# Task to carry out
Copy each line in which the string "pessoas" occurs.

# The input
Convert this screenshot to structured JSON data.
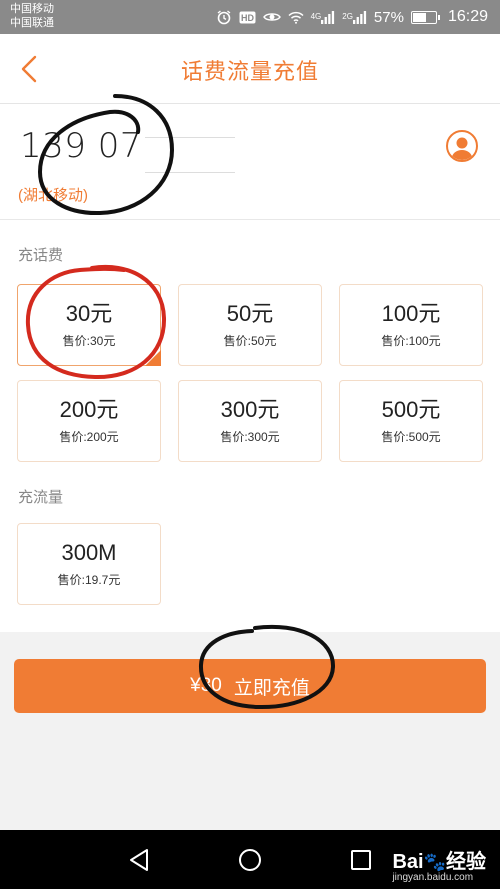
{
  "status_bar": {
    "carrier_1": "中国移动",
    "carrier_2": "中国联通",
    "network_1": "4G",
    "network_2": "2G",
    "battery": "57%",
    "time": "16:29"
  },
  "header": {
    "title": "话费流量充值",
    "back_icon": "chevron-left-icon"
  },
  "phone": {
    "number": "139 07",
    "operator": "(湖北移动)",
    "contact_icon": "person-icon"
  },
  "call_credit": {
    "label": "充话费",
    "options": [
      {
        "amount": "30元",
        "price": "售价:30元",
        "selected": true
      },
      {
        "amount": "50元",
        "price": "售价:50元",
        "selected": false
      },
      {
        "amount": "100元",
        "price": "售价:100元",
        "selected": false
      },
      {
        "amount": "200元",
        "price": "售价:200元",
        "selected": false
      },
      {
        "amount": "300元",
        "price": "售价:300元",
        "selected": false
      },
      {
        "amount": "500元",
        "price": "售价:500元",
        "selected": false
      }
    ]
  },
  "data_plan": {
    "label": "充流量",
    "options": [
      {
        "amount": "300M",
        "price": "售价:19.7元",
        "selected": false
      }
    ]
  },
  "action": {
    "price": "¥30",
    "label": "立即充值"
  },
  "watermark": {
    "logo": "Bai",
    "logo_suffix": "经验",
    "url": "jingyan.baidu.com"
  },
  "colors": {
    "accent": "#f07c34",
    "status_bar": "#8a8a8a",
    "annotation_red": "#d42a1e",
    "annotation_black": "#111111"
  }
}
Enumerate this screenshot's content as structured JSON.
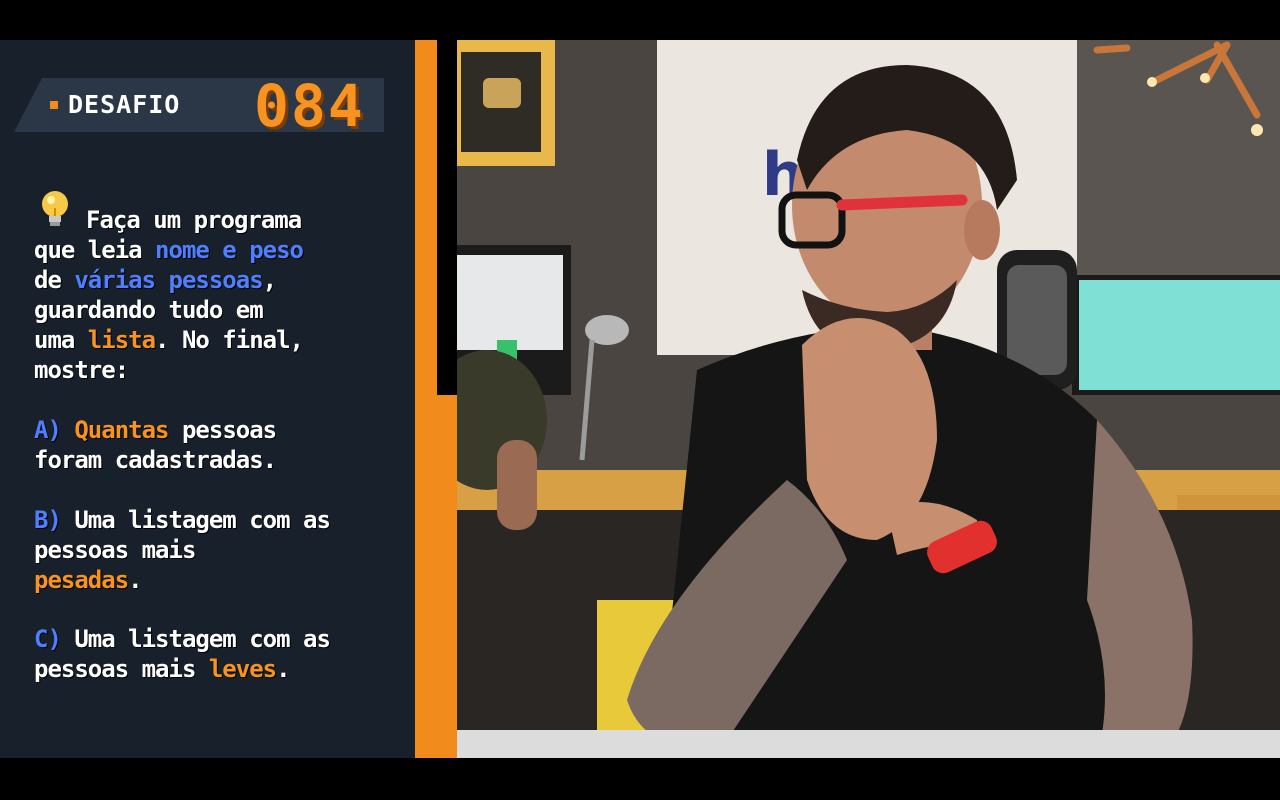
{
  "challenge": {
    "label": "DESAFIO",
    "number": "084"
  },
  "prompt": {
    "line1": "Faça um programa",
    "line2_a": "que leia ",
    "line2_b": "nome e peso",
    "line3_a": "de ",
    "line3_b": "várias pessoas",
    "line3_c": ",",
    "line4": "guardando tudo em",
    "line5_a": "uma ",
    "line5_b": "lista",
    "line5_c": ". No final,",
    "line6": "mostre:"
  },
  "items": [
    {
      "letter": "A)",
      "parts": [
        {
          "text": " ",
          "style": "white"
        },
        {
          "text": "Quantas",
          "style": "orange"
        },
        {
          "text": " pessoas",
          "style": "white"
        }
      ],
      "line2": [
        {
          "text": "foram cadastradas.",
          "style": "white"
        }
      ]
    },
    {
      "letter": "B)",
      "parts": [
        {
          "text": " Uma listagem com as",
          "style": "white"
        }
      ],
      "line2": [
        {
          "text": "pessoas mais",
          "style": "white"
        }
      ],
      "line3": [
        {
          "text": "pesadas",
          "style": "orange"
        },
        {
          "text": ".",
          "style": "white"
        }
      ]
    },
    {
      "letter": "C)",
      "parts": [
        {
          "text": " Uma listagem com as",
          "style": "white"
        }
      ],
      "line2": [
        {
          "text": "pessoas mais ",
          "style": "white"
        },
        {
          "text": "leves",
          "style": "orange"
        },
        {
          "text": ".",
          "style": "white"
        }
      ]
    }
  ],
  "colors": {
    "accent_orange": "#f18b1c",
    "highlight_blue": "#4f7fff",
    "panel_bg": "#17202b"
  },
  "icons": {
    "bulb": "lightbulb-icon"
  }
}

# Complete answer
    "line3_b": "várias pessoas",
          "text": " pessoas",
          "text": "pessoas mais",
          "text": "pessoas mais ",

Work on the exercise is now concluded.